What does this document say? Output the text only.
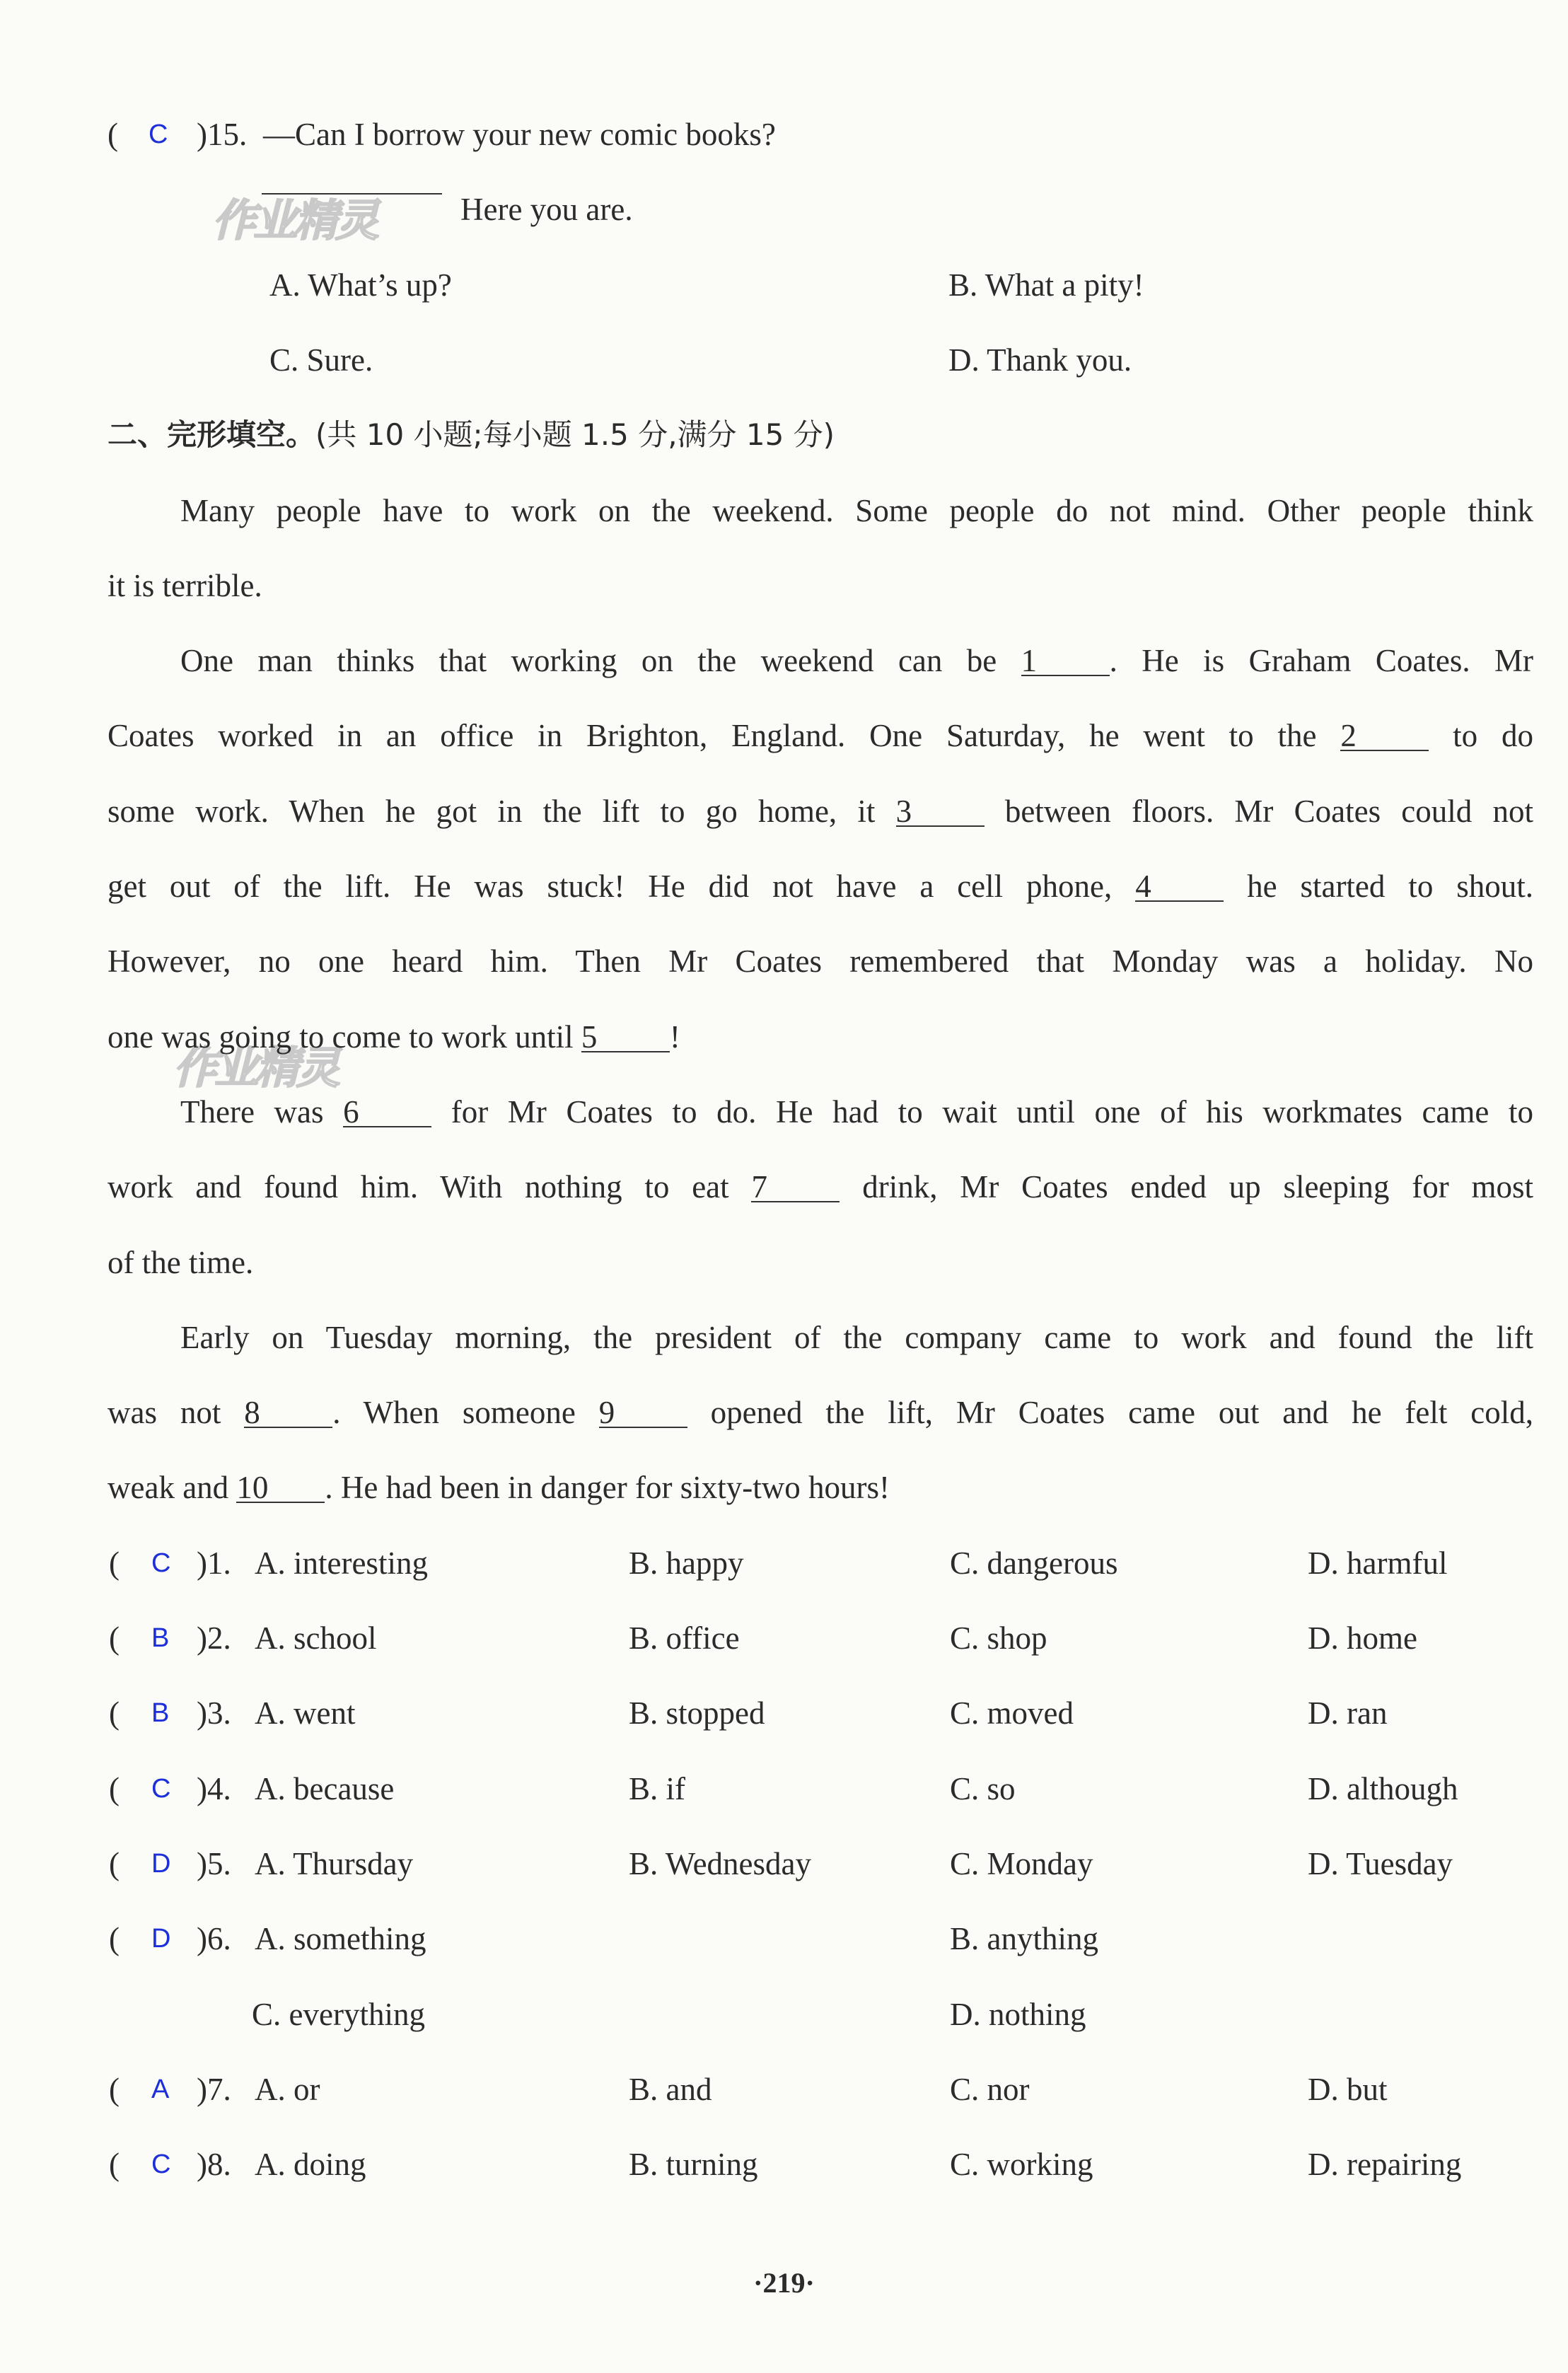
作业精灵
作业精灵
( C )15. —Can I borrow your new comic books?
Here you are.
A. What’s up?	B. What a pity!
C. Sure.	D. Thank you.
二、完形填空。(共 10 小题;每小题 1.5 分,满分 15 分)
Many people have to work on the weekend. Some people do not mind. Other people think
it is terrible.
One man thinks that working on the weekend can be 1 . He is Graham Coates. Mr
Coates worked in an office in Brighton, England. One Saturday, he went to the 2 to do
some work. When he got in the lift to go home, it 3 between floors. Mr Coates could not
get out of the lift. He was stuck! He did not have a cell phone, 4 he started to shout.
However, no one heard him. Then Mr Coates remembered that Monday was a holiday. No
one was going to come to work until 5 !
There was 6 for Mr Coates to do. He had to wait until one of his workmates came to
work and found him. With nothing to eat 7 drink, Mr Coates ended up sleeping for most
of the time.
Early on Tuesday morning, the president of the company came to work and found the lift
was not 8 . When someone 9 opened the lift, Mr Coates came out and he felt cold,
weak and 10 . He had been in danger for sixty-two hours!
( C )1. A. interesting	B. happy	C. dangerous	D. harmful
( B )2. A. school	B. office	C. shop	D. home
( B )3. A. went	B. stopped	C. moved	D. ran
( C )4. A. because	B. if	C. so	D. although
( D )5. A. Thursday	B. Wednesday	C. Monday	D. Tuesday
( D )6. A. something	B. anything
C. everything	D. nothing
( A )7. A. or	B. and	C. nor	D. but
( C )8. A. doing	B. turning	C. working	D. repairing
·219·
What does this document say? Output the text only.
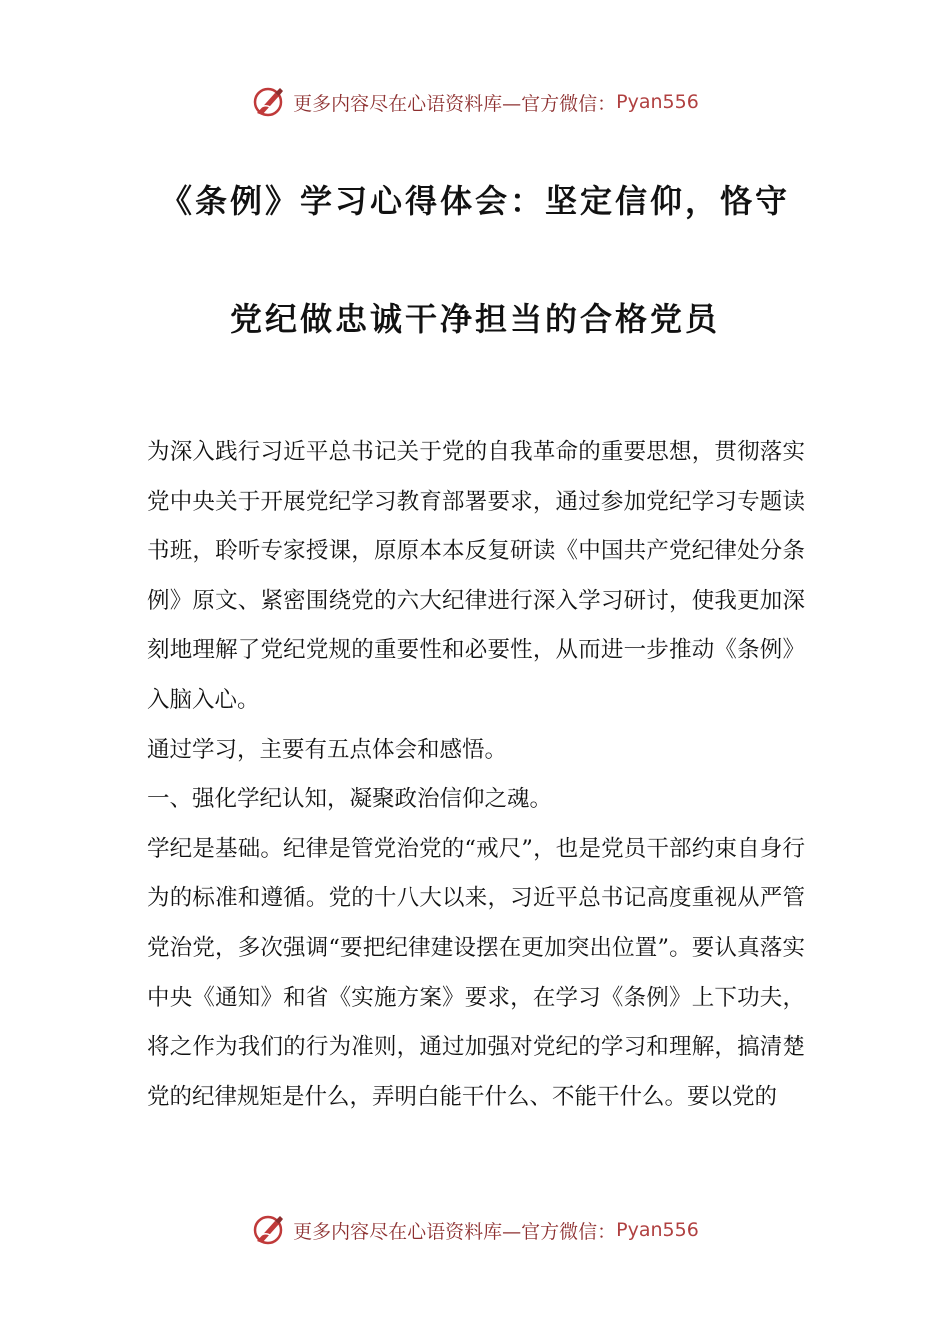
更多内容尽在心语资料库—官方微信： Pyan556
《条例》学习心得体会：坚定信仰，恪守
党纪做忠诚干净担当的合格党员

为深入践行习近平总书记关于党的自我革命的重要思想，贯彻落实党中央关于开展党纪学习教育部署要求，通过参加党纪学习专题读书班，聆听专家授课，原原本本反复研读《中国共产党纪律处分条例》原文、紧密围绕党的六大纪律进行深入学习研讨，使我更加深刻地理解了党纪党规的重要性和必要性，从而进一步推动《条例》入脑入心。

通过学习，主要有五点体会和感悟。

一、强化学纪认知，凝聚政治信仰之魂。

学纪是基础。纪律是管党治党的“戒尺”，也是党员干部约束自身行为的标准和遵循。党的十八大以来，习近平总书记高度重视从严管党治党，多次强调“要把纪律建设摆在更加突出位置”。要认真落实中央《通知》和省《实施方案》要求，在学习《条例》上下功夫，将之作为我们的行为准则，通过加强对党纪的学习和理解，搞清楚党的纪律规矩是什么，弄明白能干什么、不能干什么。要以党的

更多内容尽在心语资料库—官方微信： Pyan556
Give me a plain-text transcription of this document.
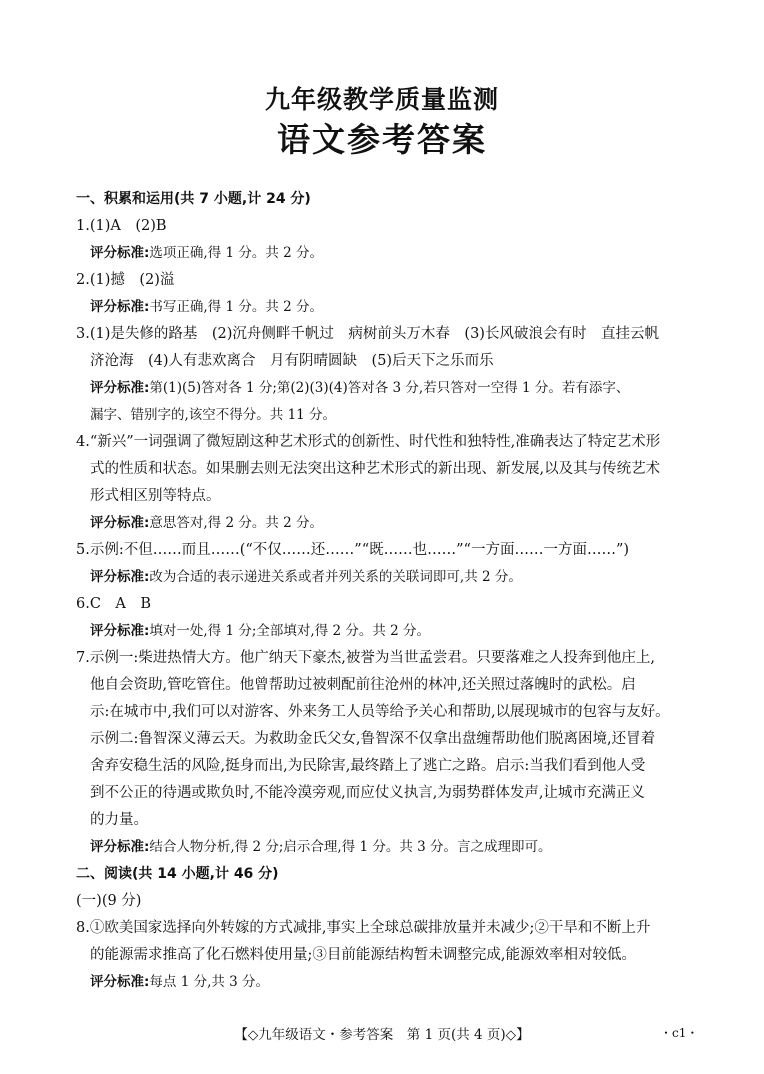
九年级教学质量监测
语文参考答案
一、积累和运用(共 7 小题,计 24 分)
1.(1)A　(2)B
评分标准:选项正确,得 1 分。共 2 分。
2.(1)撼　(2)溢
评分标准:书写正确,得 1 分。共 2 分。
3.(1)是失修的路基　(2)沉舟侧畔千帆过　病树前头万木春　(3)长风破浪会有时　直挂云帆
济沧海　(4)人有悲欢离合　月有阴晴圆缺　(5)后天下之乐而乐
评分标准:第(1)(5)答对各 1 分;第(2)(3)(4)答对各 3 分,若只答对一空得 1 分。若有添字、
漏字、错别字的,该空不得分。共 11 分。
4.“新兴”一词强调了微短剧这种艺术形式的创新性、时代性和独特性,准确表达了特定艺术形
式的性质和状态。如果删去则无法突出这种艺术形式的新出现、新发展,以及其与传统艺术
形式相区别等特点。
评分标准:意思答对,得 2 分。共 2 分。
5.示例:不但……而且……(“不仅……还……”“既……也……”“一方面……一方面……”)
评分标准:改为合适的表示递进关系或者并列关系的关联词即可,共 2 分。
6.C　A　B
评分标准:填对一处,得 1 分;全部填对,得 2 分。共 2 分。
7.示例一:柴进热情大方。他广纳天下豪杰,被誉为当世孟尝君。只要落难之人投奔到他庄上,
他自会资助,管吃管住。他曾帮助过被刺配前往沧州的林冲,还关照过落魄时的武松。启
示:在城市中,我们可以对游客、外来务工人员等给予关心和帮助,以展现城市的包容与友好。
示例二:鲁智深义薄云天。为救助金氏父女,鲁智深不仅拿出盘缠帮助他们脱离困境,还冒着
舍弃安稳生活的风险,挺身而出,为民除害,最终踏上了逃亡之路。启示:当我们看到他人受
到不公正的待遇或欺负时,不能冷漠旁观,而应仗义执言,为弱势群体发声,让城市充满正义
的力量。
评分标准:结合人物分析,得 2 分;启示合理,得 1 分。共 3 分。言之成理即可。
二、阅读(共 14 小题,计 46 分)
(一)(9 分)
8.①欧美国家选择向外转嫁的方式减排,事实上全球总碳排放量并未减少;②干旱和不断上升
的能源需求推高了化石燃料使用量;③目前能源结构暂未调整完成,能源效率相对较低。
评分标准:每点 1 分,共 3 分。
【◇九年级语文・参考答案　第 1 页(共 4 页)◇】	・c1・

§ **Required work**:
Gather each line holding the string "came".

§ **Expected answer**:
There was 6 for Mr Coates to do. He had to wait until one of his workmates came to
Early on Tuesday morning, the president of the company came to work and found the lift
was not 8 . When someone 9 opened the lift, Mr Coates came out and he felt cold,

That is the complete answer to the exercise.